Given request: Look through the data below. Collect every line where the word "инфекцией" occurs.

Data shown start

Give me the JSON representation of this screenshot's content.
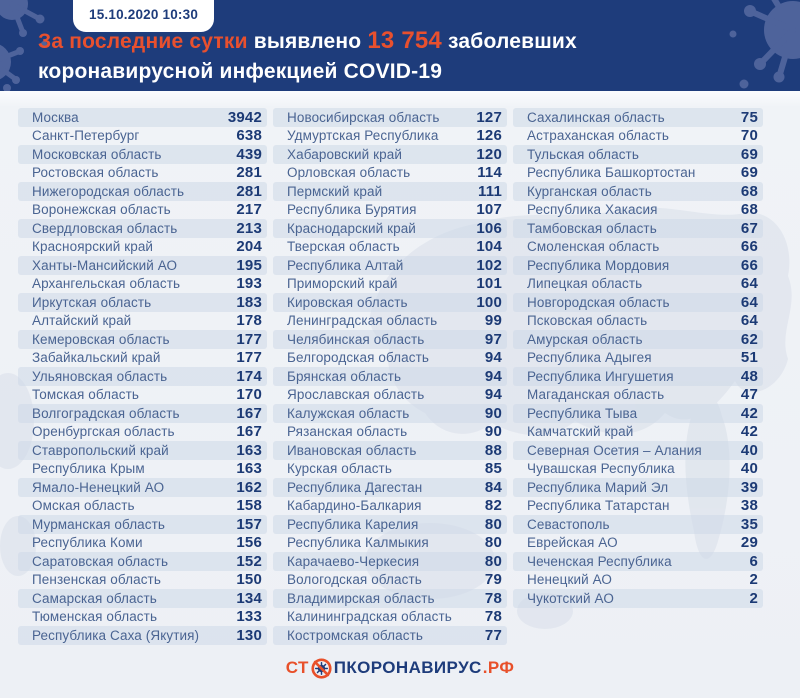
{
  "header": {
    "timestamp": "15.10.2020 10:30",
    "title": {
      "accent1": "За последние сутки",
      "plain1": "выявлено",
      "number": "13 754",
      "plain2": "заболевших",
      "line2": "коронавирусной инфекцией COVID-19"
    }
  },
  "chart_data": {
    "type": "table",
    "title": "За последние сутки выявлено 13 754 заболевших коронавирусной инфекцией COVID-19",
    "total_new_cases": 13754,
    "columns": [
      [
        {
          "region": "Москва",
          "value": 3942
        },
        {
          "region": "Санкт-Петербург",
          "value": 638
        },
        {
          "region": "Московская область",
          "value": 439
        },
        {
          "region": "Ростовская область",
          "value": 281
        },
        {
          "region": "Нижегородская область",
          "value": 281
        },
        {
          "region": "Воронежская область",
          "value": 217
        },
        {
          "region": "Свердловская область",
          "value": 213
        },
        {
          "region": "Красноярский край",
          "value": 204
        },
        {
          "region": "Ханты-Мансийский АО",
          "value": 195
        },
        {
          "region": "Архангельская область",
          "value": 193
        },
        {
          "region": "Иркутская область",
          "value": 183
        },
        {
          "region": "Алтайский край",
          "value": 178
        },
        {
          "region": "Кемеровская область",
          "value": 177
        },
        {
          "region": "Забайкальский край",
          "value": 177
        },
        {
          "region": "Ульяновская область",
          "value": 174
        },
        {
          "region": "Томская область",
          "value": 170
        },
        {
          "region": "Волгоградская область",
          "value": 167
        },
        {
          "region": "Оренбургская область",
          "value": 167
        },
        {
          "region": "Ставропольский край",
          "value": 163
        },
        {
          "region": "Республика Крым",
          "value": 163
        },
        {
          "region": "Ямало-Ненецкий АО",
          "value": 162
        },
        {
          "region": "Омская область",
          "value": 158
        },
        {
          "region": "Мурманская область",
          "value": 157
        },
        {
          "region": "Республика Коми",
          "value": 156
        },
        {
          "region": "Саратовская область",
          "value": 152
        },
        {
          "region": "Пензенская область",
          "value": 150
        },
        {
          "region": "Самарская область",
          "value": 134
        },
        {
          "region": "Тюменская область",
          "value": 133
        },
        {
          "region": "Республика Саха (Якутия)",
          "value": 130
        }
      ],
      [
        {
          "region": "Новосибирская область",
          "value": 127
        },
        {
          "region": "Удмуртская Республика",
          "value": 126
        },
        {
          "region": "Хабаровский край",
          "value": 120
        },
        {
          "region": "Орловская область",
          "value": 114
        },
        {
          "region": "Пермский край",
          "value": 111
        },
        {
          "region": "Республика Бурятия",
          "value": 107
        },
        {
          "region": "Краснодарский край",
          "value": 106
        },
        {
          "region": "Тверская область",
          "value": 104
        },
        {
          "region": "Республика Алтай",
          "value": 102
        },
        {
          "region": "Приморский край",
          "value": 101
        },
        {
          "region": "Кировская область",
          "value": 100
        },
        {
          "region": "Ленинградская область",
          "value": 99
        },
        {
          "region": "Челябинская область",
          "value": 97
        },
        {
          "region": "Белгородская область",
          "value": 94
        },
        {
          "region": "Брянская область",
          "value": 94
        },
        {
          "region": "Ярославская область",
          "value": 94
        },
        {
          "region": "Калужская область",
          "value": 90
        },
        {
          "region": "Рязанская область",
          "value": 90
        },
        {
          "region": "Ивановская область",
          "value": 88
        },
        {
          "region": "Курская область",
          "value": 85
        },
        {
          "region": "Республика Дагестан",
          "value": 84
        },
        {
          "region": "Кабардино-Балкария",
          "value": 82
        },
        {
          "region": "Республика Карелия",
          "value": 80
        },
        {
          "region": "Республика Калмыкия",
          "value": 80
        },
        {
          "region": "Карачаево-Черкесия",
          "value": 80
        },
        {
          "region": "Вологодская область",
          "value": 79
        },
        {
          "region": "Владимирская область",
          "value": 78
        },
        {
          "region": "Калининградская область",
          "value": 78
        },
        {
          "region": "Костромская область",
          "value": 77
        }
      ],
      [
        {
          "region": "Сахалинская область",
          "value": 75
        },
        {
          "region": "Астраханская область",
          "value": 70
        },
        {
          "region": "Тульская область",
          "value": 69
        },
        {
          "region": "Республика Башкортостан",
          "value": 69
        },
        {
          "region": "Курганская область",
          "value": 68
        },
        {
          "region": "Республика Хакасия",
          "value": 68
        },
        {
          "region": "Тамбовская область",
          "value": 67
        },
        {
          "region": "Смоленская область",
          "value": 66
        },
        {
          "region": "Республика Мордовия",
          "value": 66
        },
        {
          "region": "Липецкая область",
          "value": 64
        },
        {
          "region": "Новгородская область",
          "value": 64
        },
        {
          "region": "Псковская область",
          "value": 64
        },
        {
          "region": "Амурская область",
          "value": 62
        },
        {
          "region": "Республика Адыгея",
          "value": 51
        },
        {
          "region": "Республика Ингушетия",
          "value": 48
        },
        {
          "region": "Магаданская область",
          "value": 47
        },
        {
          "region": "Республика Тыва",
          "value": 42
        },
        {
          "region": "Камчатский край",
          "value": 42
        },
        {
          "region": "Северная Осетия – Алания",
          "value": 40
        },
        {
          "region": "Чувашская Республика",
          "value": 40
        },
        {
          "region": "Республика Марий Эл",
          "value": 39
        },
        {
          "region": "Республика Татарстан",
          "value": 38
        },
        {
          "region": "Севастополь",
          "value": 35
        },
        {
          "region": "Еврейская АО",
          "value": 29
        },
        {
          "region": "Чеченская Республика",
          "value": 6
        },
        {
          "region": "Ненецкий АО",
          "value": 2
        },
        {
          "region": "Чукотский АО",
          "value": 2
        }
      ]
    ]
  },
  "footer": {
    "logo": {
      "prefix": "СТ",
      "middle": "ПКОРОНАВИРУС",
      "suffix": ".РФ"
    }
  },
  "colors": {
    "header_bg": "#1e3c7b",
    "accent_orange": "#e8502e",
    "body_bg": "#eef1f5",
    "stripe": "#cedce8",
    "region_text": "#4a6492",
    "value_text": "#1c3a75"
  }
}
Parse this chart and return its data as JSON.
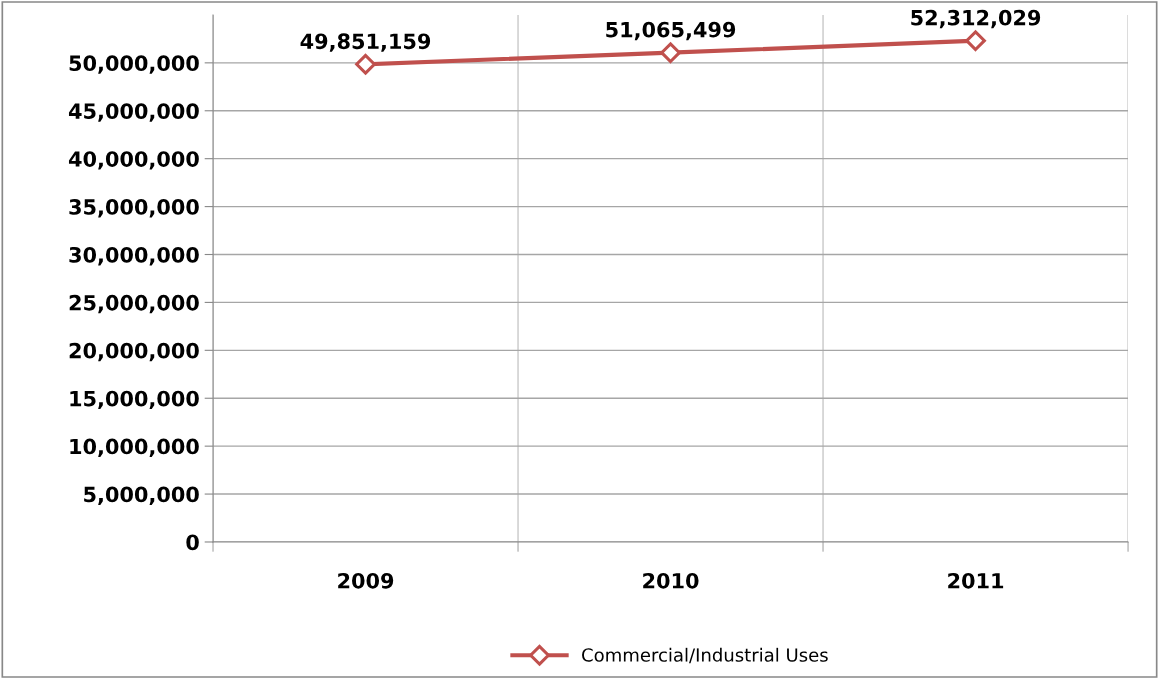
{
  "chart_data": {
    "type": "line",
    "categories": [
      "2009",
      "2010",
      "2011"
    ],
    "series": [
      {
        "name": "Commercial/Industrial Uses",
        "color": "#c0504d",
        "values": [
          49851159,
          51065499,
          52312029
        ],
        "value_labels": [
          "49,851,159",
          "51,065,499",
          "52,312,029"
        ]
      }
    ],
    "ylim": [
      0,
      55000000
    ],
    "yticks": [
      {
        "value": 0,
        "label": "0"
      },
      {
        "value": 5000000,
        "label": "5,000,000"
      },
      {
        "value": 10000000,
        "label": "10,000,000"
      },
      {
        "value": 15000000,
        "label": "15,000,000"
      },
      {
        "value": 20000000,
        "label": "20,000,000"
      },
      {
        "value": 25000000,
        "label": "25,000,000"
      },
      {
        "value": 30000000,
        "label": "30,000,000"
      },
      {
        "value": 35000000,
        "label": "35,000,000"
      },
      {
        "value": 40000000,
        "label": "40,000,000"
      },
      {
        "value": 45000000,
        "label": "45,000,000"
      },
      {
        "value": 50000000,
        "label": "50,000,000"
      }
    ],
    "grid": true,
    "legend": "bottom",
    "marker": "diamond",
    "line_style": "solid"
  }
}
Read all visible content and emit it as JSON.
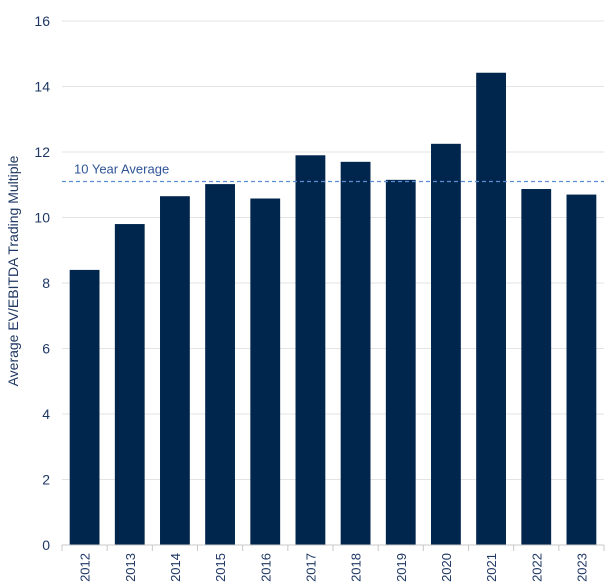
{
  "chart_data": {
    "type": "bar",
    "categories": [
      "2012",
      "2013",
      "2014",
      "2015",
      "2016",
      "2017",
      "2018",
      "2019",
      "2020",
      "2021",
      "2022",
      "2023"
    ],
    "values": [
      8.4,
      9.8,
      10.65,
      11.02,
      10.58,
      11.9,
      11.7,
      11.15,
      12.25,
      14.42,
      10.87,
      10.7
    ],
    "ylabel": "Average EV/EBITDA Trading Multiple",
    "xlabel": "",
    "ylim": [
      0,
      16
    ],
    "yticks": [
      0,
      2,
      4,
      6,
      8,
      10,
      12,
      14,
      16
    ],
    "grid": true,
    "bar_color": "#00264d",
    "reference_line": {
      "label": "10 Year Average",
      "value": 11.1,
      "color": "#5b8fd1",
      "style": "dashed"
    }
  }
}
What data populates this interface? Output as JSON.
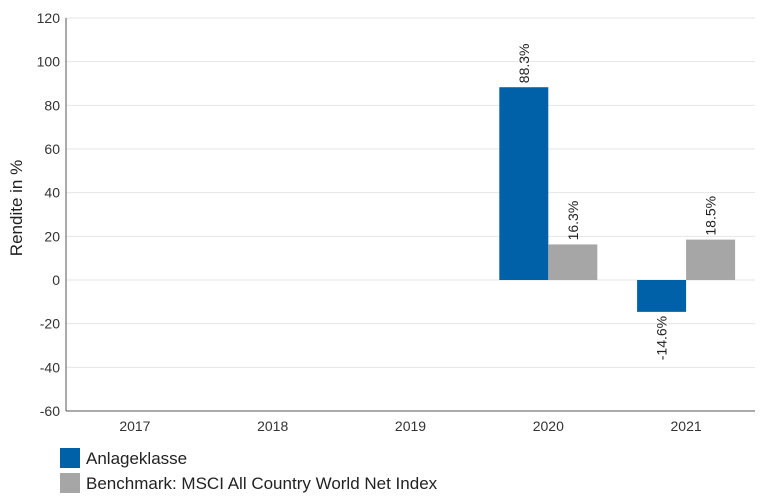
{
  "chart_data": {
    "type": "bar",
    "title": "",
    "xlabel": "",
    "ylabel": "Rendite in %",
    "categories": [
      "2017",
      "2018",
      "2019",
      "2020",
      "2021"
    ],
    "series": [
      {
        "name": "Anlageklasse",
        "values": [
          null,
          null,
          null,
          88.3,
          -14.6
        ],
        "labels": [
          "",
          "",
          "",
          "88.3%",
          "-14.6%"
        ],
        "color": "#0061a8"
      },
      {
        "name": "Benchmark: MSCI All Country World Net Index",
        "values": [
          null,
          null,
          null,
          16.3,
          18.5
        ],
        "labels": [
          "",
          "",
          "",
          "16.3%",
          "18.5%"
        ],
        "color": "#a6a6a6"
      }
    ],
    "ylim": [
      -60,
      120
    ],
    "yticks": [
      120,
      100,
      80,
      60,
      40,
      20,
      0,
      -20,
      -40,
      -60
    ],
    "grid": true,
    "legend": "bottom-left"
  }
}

Data shown end

Solution to this problem:
      "line2": "коронавирусной инфекцией COVID-19"
    "title": "За последние сутки выявлено 13 754 заболевших коронавирусной инфекцией COVID-19",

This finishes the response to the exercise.